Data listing

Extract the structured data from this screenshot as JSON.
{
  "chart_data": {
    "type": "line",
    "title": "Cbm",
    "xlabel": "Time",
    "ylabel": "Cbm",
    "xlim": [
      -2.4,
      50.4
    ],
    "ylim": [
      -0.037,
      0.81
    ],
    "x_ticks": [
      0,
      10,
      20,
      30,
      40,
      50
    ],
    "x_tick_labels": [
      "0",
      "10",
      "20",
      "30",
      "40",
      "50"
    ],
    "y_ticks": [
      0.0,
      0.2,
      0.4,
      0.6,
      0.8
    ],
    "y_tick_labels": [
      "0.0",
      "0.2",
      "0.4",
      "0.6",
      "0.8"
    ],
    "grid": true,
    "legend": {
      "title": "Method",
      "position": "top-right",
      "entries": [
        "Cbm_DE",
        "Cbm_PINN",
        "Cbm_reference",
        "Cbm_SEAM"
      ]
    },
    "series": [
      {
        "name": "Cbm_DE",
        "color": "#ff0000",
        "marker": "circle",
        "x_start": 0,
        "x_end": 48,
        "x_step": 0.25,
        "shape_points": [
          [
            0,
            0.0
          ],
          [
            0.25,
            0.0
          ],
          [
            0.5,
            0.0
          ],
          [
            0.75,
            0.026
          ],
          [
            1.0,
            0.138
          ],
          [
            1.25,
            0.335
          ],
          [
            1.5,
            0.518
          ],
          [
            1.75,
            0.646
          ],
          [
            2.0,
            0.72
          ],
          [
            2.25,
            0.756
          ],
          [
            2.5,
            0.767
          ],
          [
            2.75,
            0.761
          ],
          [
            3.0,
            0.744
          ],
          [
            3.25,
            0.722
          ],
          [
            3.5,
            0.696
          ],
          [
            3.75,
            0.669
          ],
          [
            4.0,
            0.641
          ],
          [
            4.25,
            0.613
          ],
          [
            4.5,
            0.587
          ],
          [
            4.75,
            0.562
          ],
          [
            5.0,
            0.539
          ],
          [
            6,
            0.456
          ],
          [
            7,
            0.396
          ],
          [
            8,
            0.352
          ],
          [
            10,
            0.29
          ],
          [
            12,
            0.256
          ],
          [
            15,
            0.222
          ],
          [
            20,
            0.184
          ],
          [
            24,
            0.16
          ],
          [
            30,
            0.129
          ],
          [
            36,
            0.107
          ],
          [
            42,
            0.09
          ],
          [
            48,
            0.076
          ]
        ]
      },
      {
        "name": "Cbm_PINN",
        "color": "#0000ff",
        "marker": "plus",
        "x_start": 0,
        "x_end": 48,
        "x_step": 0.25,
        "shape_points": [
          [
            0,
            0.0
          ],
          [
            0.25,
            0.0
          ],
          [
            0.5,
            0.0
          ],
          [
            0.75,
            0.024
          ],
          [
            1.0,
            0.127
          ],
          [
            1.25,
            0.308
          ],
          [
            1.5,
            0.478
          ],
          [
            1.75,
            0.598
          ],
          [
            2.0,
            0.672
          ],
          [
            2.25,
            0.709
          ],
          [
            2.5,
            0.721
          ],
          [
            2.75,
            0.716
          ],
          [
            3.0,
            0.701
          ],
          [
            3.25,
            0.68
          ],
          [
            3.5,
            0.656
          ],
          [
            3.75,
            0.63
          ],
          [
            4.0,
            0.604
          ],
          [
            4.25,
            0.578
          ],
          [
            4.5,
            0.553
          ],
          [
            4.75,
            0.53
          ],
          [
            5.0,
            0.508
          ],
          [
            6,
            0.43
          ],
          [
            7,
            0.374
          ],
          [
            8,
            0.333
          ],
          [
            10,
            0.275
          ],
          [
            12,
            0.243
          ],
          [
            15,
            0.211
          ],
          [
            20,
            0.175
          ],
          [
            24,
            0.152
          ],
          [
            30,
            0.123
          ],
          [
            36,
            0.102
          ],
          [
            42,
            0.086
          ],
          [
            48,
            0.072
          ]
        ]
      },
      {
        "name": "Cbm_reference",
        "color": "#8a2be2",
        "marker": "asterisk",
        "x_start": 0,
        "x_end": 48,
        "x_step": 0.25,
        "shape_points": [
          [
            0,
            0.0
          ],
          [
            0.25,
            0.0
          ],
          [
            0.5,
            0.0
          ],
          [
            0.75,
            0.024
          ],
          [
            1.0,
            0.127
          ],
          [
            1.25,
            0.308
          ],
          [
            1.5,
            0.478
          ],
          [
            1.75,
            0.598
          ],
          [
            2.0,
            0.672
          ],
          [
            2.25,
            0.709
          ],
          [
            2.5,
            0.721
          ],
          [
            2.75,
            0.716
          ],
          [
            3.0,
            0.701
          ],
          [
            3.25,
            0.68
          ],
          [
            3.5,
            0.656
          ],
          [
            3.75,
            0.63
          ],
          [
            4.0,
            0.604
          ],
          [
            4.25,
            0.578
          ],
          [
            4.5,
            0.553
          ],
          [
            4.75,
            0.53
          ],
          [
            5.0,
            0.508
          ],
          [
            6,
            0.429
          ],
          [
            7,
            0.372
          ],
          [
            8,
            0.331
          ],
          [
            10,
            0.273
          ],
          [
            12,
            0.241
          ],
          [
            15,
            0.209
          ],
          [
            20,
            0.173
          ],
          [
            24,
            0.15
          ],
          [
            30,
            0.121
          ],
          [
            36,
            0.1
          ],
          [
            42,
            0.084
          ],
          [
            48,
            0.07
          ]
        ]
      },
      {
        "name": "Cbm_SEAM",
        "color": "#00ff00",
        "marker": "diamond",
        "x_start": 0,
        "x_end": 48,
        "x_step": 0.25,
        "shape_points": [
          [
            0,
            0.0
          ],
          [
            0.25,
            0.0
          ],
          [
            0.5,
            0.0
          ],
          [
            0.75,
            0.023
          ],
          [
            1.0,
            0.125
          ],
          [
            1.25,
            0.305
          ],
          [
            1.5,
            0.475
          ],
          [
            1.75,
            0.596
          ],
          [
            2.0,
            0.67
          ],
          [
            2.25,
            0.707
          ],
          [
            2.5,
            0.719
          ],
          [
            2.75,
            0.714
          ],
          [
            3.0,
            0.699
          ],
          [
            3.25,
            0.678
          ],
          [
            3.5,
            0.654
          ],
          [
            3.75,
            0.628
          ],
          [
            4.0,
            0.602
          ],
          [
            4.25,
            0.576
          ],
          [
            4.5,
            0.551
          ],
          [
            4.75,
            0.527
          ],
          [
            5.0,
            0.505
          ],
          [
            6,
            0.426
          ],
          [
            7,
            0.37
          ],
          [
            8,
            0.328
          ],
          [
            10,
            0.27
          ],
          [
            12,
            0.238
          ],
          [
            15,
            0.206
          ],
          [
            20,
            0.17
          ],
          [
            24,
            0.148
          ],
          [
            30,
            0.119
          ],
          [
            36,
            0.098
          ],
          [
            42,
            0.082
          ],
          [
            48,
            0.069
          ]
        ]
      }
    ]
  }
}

● **Problem statement**
All of the entries above should be written out again exactly.

● **Solution for this problem**
Extract the structured data from this screenshot as JSON.
{
  "chart_data": {
    "type": "line",
    "title": "Cbm",
    "xlabel": "Time",
    "ylabel": "Cbm",
    "xlim": [
      -2.4,
      50.4
    ],
    "ylim": [
      -0.037,
      0.81
    ],
    "x_ticks": [
      0,
      10,
      20,
      30,
      40,
      50
    ],
    "x_tick_labels": [
      "0",
      "10",
      "20",
      "30",
      "40",
      "50"
    ],
    "y_ticks": [
      0.0,
      0.2,
      0.4,
      0.6,
      0.8
    ],
    "y_tick_labels": [
      "0.0",
      "0.2",
      "0.4",
      "0.6",
      "0.8"
    ],
    "grid": true,
    "legend": {
      "title": "Method",
      "position": "top-right",
      "entries": [
        "Cbm_DE",
        "Cbm_PINN",
        "Cbm_reference",
        "Cbm_SEAM"
      ]
    },
    "series": [
      {
        "name": "Cbm_DE",
        "color": "#ff0000",
        "marker": "circle",
        "x_start": 0,
        "x_end": 48,
        "x_step": 0.25,
        "shape_points": [
          [
            0,
            0.0
          ],
          [
            0.25,
            0.0
          ],
          [
            0.5,
            0.0
          ],
          [
            0.75,
            0.026
          ],
          [
            1.0,
            0.138
          ],
          [
            1.25,
            0.335
          ],
          [
            1.5,
            0.518
          ],
          [
            1.75,
            0.646
          ],
          [
            2.0,
            0.72
          ],
          [
            2.25,
            0.756
          ],
          [
            2.5,
            0.767
          ],
          [
            2.75,
            0.761
          ],
          [
            3.0,
            0.744
          ],
          [
            3.25,
            0.722
          ],
          [
            3.5,
            0.696
          ],
          [
            3.75,
            0.669
          ],
          [
            4.0,
            0.641
          ],
          [
            4.25,
            0.613
          ],
          [
            4.5,
            0.587
          ],
          [
            4.75,
            0.562
          ],
          [
            5.0,
            0.539
          ],
          [
            6,
            0.456
          ],
          [
            7,
            0.396
          ],
          [
            8,
            0.352
          ],
          [
            10,
            0.29
          ],
          [
            12,
            0.256
          ],
          [
            15,
            0.222
          ],
          [
            20,
            0.184
          ],
          [
            24,
            0.16
          ],
          [
            30,
            0.129
          ],
          [
            36,
            0.107
          ],
          [
            42,
            0.09
          ],
          [
            48,
            0.076
          ]
        ]
      },
      {
        "name": "Cbm_PINN",
        "color": "#0000ff",
        "marker": "plus",
        "x_start": 0,
        "x_end": 48,
        "x_step": 0.25,
        "shape_points": [
          [
            0,
            0.0
          ],
          [
            0.25,
            0.0
          ],
          [
            0.5,
            0.0
          ],
          [
            0.75,
            0.024
          ],
          [
            1.0,
            0.127
          ],
          [
            1.25,
            0.308
          ],
          [
            1.5,
            0.478
          ],
          [
            1.75,
            0.598
          ],
          [
            2.0,
            0.672
          ],
          [
            2.25,
            0.709
          ],
          [
            2.5,
            0.721
          ],
          [
            2.75,
            0.716
          ],
          [
            3.0,
            0.701
          ],
          [
            3.25,
            0.68
          ],
          [
            3.5,
            0.656
          ],
          [
            3.75,
            0.63
          ],
          [
            4.0,
            0.604
          ],
          [
            4.25,
            0.578
          ],
          [
            4.5,
            0.553
          ],
          [
            4.75,
            0.53
          ],
          [
            5.0,
            0.508
          ],
          [
            6,
            0.43
          ],
          [
            7,
            0.374
          ],
          [
            8,
            0.333
          ],
          [
            10,
            0.275
          ],
          [
            12,
            0.243
          ],
          [
            15,
            0.211
          ],
          [
            20,
            0.175
          ],
          [
            24,
            0.152
          ],
          [
            30,
            0.123
          ],
          [
            36,
            0.102
          ],
          [
            42,
            0.086
          ],
          [
            48,
            0.072
          ]
        ]
      },
      {
        "name": "Cbm_reference",
        "color": "#8a2be2",
        "marker": "asterisk",
        "x_start": 0,
        "x_end": 48,
        "x_step": 0.25,
        "shape_points": [
          [
            0,
            0.0
          ],
          [
            0.25,
            0.0
          ],
          [
            0.5,
            0.0
          ],
          [
            0.75,
            0.024
          ],
          [
            1.0,
            0.127
          ],
          [
            1.25,
            0.308
          ],
          [
            1.5,
            0.478
          ],
          [
            1.75,
            0.598
          ],
          [
            2.0,
            0.672
          ],
          [
            2.25,
            0.709
          ],
          [
            2.5,
            0.721
          ],
          [
            2.75,
            0.716
          ],
          [
            3.0,
            0.701
          ],
          [
            3.25,
            0.68
          ],
          [
            3.5,
            0.656
          ],
          [
            3.75,
            0.63
          ],
          [
            4.0,
            0.604
          ],
          [
            4.25,
            0.578
          ],
          [
            4.5,
            0.553
          ],
          [
            4.75,
            0.53
          ],
          [
            5.0,
            0.508
          ],
          [
            6,
            0.429
          ],
          [
            7,
            0.372
          ],
          [
            8,
            0.331
          ],
          [
            10,
            0.273
          ],
          [
            12,
            0.241
          ],
          [
            15,
            0.209
          ],
          [
            20,
            0.173
          ],
          [
            24,
            0.15
          ],
          [
            30,
            0.121
          ],
          [
            36,
            0.1
          ],
          [
            42,
            0.084
          ],
          [
            48,
            0.07
          ]
        ]
      },
      {
        "name": "Cbm_SEAM",
        "color": "#00ff00",
        "marker": "diamond",
        "x_start": 0,
        "x_end": 48,
        "x_step": 0.25,
        "shape_points": [
          [
            0,
            0.0
          ],
          [
            0.25,
            0.0
          ],
          [
            0.5,
            0.0
          ],
          [
            0.75,
            0.023
          ],
          [
            1.0,
            0.125
          ],
          [
            1.25,
            0.305
          ],
          [
            1.5,
            0.475
          ],
          [
            1.75,
            0.596
          ],
          [
            2.0,
            0.67
          ],
          [
            2.25,
            0.707
          ],
          [
            2.5,
            0.719
          ],
          [
            2.75,
            0.714
          ],
          [
            3.0,
            0.699
          ],
          [
            3.25,
            0.678
          ],
          [
            3.5,
            0.654
          ],
          [
            3.75,
            0.628
          ],
          [
            4.0,
            0.602
          ],
          [
            4.25,
            0.576
          ],
          [
            4.5,
            0.551
          ],
          [
            4.75,
            0.527
          ],
          [
            5.0,
            0.505
          ],
          [
            6,
            0.426
          ],
          [
            7,
            0.37
          ],
          [
            8,
            0.328
          ],
          [
            10,
            0.27
          ],
          [
            12,
            0.238
          ],
          [
            15,
            0.206
          ],
          [
            20,
            0.17
          ],
          [
            24,
            0.148
          ],
          [
            30,
            0.119
          ],
          [
            36,
            0.098
          ],
          [
            42,
            0.082
          ],
          [
            48,
            0.069
          ]
        ]
      }
    ]
  }
}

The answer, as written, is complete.